+++ Working data +++
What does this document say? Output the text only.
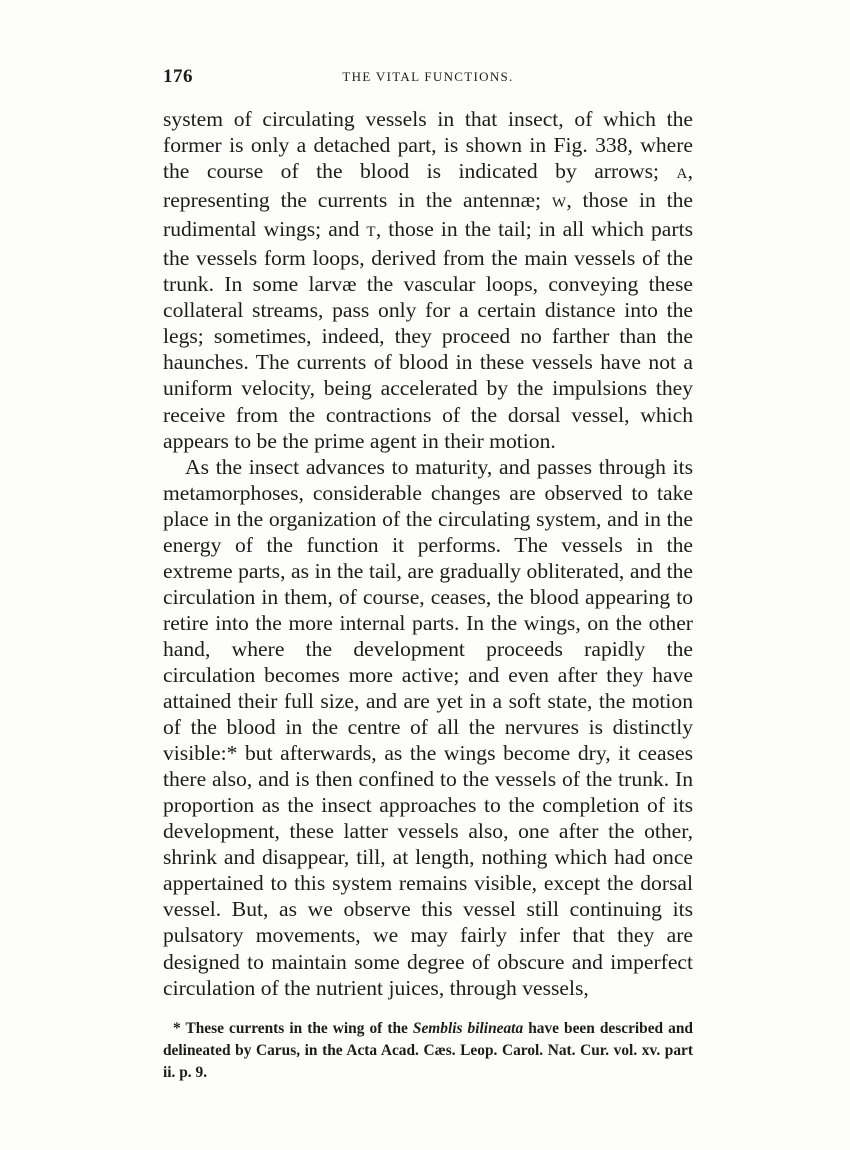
176	THE VITAL FUNCTIONS.

system of circulating vessels in that insect, of which the former is only a detached part, is shown in Fig. 338, where the course of the blood is indicated by arrows; A, representing the currents in the antennæ; W, those in the rudimental wings; and T, those in the tail; in all which parts the vessels form loops, derived from the main vessels of the trunk. In some larvæ the vascular loops, conveying these collateral streams, pass only for a certain distance into the legs; sometimes, indeed, they proceed no farther than the haunches. The currents of blood in these vessels have not a uniform velocity, being accelerated by the impulsions they receive from the contractions of the dorsal vessel, which appears to be the prime agent in their motion.

As the insect advances to maturity, and passes through its metamorphoses, considerable changes are observed to take place in the organization of the circulating system, and in the energy of the function it performs. The vessels in the extreme parts, as in the tail, are gradually obliterated, and the circulation in them, of course, ceases, the blood appearing to retire into the more internal parts. In the wings, on the other hand, where the development proceeds rapidly the circulation becomes more active; and even after they have attained their full size, and are yet in a soft state, the motion of the blood in the centre of all the nervures is distinctly visible:* but afterwards, as the wings become dry, it ceases there also, and is then confined to the vessels of the trunk. In proportion as the insect approaches to the completion of its development, these latter vessels also, one after the other, shrink and disappear, till, at length, nothing which had once appertained to this system remains visible, except the dorsal vessel. But, as we observe this vessel still continuing its pulsatory movements, we may fairly infer that they are designed to maintain some degree of obscure and imperfect circulation of the nutrient juices, through vessels,

* These currents in the wing of the Semblis bilineata have been described and delineated by Carus, in the Acta Acad. Cæs. Leop. Carol. Nat. Cur. vol. xv. part ii. p. 9.
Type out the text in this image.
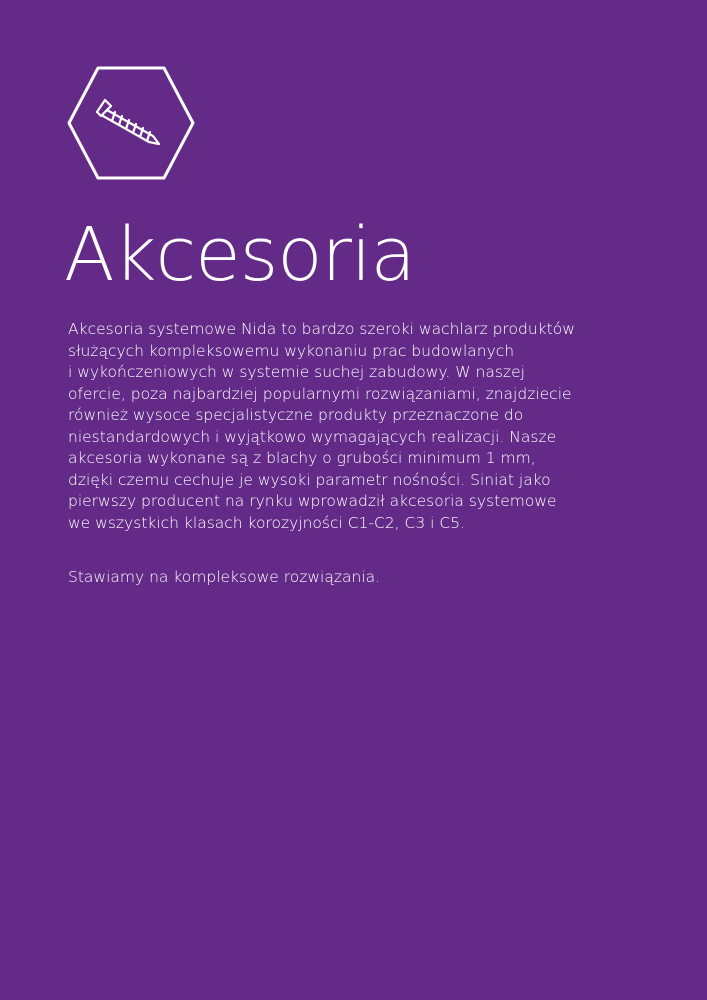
Akcesoria

Akcesoria systemowe Nida to bardzo szeroki wachlarz produktów
służących kompleksowemu wykonaniu prac budowlanych
i wykończeniowych w systemie suchej zabudowy. W naszej
ofercie, poza najbardziej popularnymi rozwiązaniami, znajdziecie
również wysoce specjalistyczne produkty przeznaczone do
niestandardowych i wyjątkowo wymagających realizacji. Nasze
akcesoria wykonane są z blachy o grubości minimum 1 mm,
dzięki czemu cechuje je wysoki parametr nośności. Siniat jako
pierwszy producent na rynku wprowadził akcesoria systemowe
we wszystkich klasach korozyjności C1-C2, C3 i C5.

Stawiamy na kompleksowe rozwiązania.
+++
Set problem = Quote the records in their entirety, keeping the wording exact and excluding pictures.

Output =
What does this document say? Output the text only.
176	THE VITAL FUNCTIONS.

system of circulating vessels in that insect, of which the former is only a detached part, is shown in Fig. 338, where the course of the blood is indicated by arrows; A, representing the currents in the antennæ; W, those in the rudimental wings; and T, those in the tail; in all which parts the vessels form loops, derived from the main vessels of the trunk. In some larvæ the vascular loops, conveying these collateral streams, pass only for a certain distance into the legs; sometimes, indeed, they proceed no farther than the haunches. The currents of blood in these vessels have not a uniform velocity, being accelerated by the impulsions they receive from the contractions of the dorsal vessel, which appears to be the prime agent in their motion.

As the insect advances to maturity, and passes through its metamorphoses, considerable changes are observed to take place in the organization of the circulating system, and in the energy of the function it performs. The vessels in the extreme parts, as in the tail, are gradually obliterated, and the circulation in them, of course, ceases, the blood appearing to retire into the more internal parts. In the wings, on the other hand, where the development proceeds rapidly the circulation becomes more active; and even after they have attained their full size, and are yet in a soft state, the motion of the blood in the centre of all the nervures is distinctly visible:* but afterwards, as the wings become dry, it ceases there also, and is then confined to the vessels of the trunk. In proportion as the insect approaches to the completion of its development, these latter vessels also, one after the other, shrink and disappear, till, at length, nothing which had once appertained to this system remains visible, except the dorsal vessel. But, as we observe this vessel still continuing its pulsatory movements, we may fairly infer that they are designed to maintain some degree of obscure and imperfect circulation of the nutrient juices, through vessels,

* These currents in the wing of the Semblis bilineata have been described and delineated by Carus, in the Acta Acad. Cæs. Leop. Carol. Nat. Cur. vol. xv. part ii. p. 9.
Type out the text in this image.
Akcesoria

Akcesoria systemowe Nida to bardzo szeroki wachlarz produktów
służących kompleksowemu wykonaniu prac budowlanych
i wykończeniowych w systemie suchej zabudowy. W naszej
ofercie, poza najbardziej popularnymi rozwiązaniami, znajdziecie
również wysoce specjalistyczne produkty przeznaczone do
niestandardowych i wyjątkowo wymagających realizacji. Nasze
akcesoria wykonane są z blachy o grubości minimum 1 mm,
dzięki czemu cechuje je wysoki parametr nośności. Siniat jako
pierwszy producent na rynku wprowadził akcesoria systemowe
we wszystkich klasach korozyjności C1-C2, C3 i C5.

Stawiamy na kompleksowe rozwiązania.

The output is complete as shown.